** Requirement **
Could you repeat the records below exactly, leaving out any pictures?

[Structured figure records]

----------------

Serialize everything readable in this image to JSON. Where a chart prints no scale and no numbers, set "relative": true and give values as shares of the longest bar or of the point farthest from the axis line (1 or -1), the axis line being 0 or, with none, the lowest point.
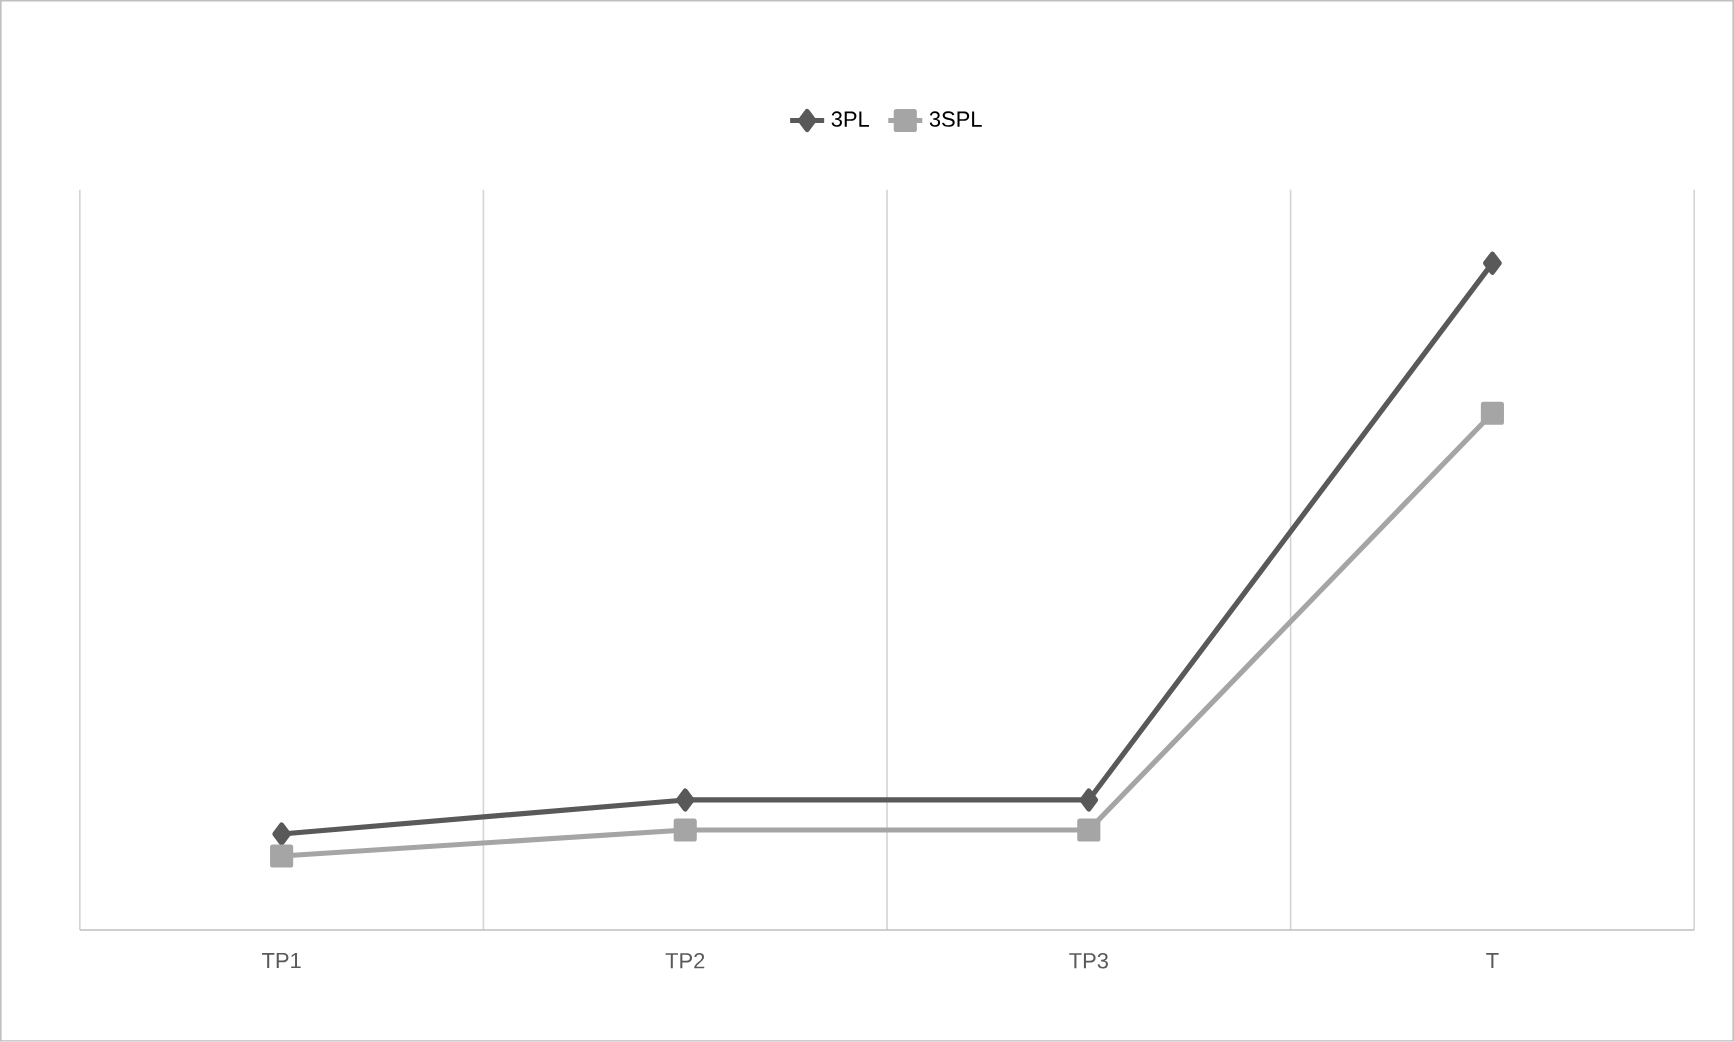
{
  "chart_data": {
    "type": "line",
    "relative": true,
    "categories": [
      "TP1",
      "TP2",
      "TP3",
      "T"
    ],
    "series": [
      {
        "name": "3PL",
        "color": "#595959",
        "marker": "diamond",
        "values": [
          0.144,
          0.195,
          0.195,
          1
        ]
      },
      {
        "name": "3SPL",
        "color": "#a5a5a5",
        "marker": "square",
        "values": [
          0.111,
          0.15,
          0.15,
          0.775
        ]
      }
    ],
    "grid": "x",
    "legend": "top",
    "line_style": "solid"
  }
}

----------------

** Exercise answer **
Serialize everything readable in this image to JSON. Where a chart prints no scale and no numbers, set "relative": true and give values as shares of the longest bar or of the point farthest from the axis line (1 or -1), the axis line being 0 or, with none, the lowest point.
{
  "chart_data": {
    "type": "line",
    "relative": true,
    "categories": [
      "TP1",
      "TP2",
      "TP3",
      "T"
    ],
    "series": [
      {
        "name": "3PL",
        "color": "#595959",
        "marker": "diamond",
        "values": [
          0.144,
          0.195,
          0.195,
          1
        ]
      },
      {
        "name": "3SPL",
        "color": "#a5a5a5",
        "marker": "square",
        "values": [
          0.111,
          0.15,
          0.15,
          0.775
        ]
      }
    ],
    "grid": "x",
    "legend": "top",
    "line_style": "solid"
  }
}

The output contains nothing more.